#### [Data lines]
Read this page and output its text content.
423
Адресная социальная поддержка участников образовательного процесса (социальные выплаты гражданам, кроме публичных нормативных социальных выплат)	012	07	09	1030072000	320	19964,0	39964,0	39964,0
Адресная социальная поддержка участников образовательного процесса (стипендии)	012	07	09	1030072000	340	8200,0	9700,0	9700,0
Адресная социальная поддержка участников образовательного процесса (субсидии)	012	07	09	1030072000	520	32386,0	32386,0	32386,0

#### [Task prompt]
Copy out the whole listing, exactly as written.

#### [Solved problem]
Read this page and output its text content.
423
Адресная социальная поддержка участников образовательного процесса (социальные выплаты гражданам, кроме публичных нормативных социальных выплат)	012	07	09	1030072000	320	19964,0	39964,0	39964,0
Адресная социальная поддержка участников образовательного процесса (стипендии)	012	07	09	1030072000	340	8200,0	9700,0	9700,0
Адресная социальная поддержка участников образовательного процесса (субсидии)	012	07	09	1030072000	520	32386,0	32386,0	32386,0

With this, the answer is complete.